== Data for this exercise ==
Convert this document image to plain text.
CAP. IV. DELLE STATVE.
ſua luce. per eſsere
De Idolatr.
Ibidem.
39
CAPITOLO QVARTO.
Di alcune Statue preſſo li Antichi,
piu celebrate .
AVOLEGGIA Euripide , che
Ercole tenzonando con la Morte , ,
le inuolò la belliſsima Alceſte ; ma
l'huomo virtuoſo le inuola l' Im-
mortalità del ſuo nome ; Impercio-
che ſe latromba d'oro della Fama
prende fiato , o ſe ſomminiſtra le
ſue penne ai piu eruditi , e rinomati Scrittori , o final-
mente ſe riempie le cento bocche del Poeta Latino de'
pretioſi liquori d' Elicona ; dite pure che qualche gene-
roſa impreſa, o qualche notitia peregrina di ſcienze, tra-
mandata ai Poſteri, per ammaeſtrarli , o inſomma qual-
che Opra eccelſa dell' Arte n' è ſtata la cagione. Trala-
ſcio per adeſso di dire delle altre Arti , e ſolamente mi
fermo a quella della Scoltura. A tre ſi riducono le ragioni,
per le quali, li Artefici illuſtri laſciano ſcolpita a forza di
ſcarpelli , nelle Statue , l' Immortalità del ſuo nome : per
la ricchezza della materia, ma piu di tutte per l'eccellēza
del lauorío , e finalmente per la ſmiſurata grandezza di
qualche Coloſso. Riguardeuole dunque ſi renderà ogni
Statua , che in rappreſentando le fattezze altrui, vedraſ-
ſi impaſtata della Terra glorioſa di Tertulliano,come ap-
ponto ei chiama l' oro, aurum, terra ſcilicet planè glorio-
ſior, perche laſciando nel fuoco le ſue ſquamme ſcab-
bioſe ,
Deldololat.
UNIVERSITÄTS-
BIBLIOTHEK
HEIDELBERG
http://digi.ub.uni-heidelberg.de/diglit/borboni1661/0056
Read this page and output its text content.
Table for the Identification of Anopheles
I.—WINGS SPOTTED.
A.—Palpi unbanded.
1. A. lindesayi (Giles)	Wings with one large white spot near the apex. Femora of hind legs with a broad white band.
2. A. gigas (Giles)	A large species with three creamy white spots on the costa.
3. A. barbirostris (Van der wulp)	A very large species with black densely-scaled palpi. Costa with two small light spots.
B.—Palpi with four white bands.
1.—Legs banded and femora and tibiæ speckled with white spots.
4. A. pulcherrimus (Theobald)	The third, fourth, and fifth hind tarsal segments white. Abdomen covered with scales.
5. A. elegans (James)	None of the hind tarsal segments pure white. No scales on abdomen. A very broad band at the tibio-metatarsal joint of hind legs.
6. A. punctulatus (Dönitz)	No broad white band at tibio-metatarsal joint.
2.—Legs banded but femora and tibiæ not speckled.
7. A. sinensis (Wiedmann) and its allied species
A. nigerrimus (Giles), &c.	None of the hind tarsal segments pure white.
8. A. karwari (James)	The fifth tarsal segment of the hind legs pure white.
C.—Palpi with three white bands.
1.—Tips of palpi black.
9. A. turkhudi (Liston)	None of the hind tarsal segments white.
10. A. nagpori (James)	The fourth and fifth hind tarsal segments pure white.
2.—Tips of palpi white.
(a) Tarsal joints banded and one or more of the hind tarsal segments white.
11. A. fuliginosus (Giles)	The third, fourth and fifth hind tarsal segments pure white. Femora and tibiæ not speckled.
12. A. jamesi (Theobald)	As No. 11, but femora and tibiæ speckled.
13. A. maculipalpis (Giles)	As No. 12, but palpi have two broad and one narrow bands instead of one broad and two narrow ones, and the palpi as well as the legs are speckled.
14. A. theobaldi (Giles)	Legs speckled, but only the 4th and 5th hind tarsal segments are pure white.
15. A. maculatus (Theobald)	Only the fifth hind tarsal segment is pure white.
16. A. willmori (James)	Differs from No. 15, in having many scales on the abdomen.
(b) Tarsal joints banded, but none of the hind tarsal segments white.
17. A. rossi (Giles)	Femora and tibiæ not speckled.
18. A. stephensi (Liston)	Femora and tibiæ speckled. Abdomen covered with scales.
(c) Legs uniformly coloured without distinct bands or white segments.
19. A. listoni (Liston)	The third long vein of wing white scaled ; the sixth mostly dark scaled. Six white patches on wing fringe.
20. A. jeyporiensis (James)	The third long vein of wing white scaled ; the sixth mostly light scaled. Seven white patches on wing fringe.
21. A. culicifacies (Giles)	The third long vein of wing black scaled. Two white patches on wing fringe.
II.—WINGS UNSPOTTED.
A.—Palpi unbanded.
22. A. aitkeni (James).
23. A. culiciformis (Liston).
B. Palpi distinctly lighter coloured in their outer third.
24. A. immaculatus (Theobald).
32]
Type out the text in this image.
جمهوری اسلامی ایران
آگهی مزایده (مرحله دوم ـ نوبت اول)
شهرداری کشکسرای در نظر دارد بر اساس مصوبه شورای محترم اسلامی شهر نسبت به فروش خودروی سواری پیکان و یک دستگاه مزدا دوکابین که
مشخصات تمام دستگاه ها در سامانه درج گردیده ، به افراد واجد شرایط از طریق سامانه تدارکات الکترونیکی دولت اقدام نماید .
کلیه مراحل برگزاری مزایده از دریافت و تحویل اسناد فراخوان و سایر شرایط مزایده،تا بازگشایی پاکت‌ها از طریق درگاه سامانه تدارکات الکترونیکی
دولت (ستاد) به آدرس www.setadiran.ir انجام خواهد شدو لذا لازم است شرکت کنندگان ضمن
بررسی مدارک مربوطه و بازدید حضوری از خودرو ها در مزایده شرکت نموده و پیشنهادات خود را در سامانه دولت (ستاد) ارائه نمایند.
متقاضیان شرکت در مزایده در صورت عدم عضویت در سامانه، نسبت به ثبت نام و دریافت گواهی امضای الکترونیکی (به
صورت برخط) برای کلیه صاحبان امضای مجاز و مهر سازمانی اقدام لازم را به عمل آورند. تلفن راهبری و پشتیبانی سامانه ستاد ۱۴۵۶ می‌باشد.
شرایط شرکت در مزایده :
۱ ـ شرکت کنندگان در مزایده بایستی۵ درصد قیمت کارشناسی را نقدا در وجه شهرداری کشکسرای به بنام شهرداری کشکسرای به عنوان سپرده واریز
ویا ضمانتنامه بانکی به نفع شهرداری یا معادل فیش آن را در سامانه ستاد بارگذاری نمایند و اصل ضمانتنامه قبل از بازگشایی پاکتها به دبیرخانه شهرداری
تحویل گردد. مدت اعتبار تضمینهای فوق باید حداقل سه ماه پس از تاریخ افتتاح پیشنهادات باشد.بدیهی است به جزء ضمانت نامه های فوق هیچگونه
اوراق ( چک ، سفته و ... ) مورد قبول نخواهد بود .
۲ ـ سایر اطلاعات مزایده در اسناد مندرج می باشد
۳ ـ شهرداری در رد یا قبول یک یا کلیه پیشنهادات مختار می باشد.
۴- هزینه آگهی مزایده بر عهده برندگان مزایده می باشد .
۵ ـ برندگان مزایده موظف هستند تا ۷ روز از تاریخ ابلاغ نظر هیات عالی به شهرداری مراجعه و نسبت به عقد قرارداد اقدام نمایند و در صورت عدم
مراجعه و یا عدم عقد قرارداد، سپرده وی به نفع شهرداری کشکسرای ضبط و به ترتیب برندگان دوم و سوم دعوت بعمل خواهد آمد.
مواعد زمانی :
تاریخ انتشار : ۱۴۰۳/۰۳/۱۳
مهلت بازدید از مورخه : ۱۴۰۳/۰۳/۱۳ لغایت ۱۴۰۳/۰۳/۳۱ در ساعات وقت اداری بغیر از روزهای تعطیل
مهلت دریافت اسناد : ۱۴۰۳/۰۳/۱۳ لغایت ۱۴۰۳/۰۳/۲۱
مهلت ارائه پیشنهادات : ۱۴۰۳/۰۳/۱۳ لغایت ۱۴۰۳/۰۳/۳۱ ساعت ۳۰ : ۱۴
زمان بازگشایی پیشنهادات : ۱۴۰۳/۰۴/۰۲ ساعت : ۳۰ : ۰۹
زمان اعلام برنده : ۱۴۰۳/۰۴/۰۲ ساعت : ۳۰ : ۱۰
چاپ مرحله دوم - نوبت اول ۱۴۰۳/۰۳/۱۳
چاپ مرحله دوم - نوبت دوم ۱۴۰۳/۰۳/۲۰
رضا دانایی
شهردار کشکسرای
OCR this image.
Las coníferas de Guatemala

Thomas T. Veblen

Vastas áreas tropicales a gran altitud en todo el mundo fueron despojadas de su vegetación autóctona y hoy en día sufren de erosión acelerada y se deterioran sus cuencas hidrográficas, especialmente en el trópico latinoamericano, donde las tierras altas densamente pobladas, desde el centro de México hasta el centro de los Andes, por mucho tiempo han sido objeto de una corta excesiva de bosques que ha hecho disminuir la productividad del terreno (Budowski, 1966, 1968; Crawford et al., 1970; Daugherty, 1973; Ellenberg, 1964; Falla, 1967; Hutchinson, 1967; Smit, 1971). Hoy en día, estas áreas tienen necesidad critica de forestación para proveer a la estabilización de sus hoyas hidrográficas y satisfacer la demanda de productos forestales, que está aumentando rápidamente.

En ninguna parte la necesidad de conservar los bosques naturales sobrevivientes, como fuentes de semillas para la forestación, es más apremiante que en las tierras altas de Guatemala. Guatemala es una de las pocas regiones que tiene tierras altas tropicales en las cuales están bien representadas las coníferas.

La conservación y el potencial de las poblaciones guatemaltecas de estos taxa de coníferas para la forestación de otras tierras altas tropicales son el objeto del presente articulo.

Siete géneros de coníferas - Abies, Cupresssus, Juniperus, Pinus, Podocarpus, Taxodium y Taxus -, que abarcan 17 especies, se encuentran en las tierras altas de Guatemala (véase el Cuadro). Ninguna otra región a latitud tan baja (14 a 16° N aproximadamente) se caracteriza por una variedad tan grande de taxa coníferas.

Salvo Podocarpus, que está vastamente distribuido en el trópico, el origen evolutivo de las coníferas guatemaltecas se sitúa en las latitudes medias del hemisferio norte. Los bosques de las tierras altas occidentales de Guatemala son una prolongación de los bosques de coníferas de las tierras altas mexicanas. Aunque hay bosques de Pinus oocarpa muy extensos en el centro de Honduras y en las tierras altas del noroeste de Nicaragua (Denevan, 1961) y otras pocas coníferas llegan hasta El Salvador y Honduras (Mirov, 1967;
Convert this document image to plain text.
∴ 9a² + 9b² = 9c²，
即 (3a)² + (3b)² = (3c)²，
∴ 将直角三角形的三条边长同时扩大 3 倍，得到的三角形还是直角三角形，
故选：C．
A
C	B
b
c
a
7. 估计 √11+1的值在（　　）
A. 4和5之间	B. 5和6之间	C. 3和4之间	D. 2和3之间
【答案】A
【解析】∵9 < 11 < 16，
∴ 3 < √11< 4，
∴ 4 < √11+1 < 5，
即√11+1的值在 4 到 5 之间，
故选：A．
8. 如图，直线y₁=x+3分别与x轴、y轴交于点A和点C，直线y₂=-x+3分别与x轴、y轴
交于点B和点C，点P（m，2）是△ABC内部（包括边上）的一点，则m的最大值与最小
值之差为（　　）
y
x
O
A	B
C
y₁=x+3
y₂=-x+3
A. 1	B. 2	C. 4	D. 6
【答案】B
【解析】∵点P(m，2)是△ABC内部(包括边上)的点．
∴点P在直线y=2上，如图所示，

== Aim of the task ==
Every line in the data above that contains "بازگشایی" needs to be copied.

== Exercise solution ==
کلیه مراحل برگزاری مزایده از دریافت و تحویل اسناد فراخوان و سایر شرایط مزایده،تا بازگشایی پاکت‌ها از طریق درگاه سامانه تدارکات الکترونیکی
ویا ضمانتنامه بانکی به نفع شهرداری یا معادل فیش آن را در سامانه ستاد بارگذاری نمایند و اصل ضمانتنامه قبل از بازگشایی پاکتها به دبیرخانه شهرداری
زمان بازگشایی پیشنهادات : ۱۴۰۳/۰۴/۰۲ ساعت : ۳۰ : ۰۹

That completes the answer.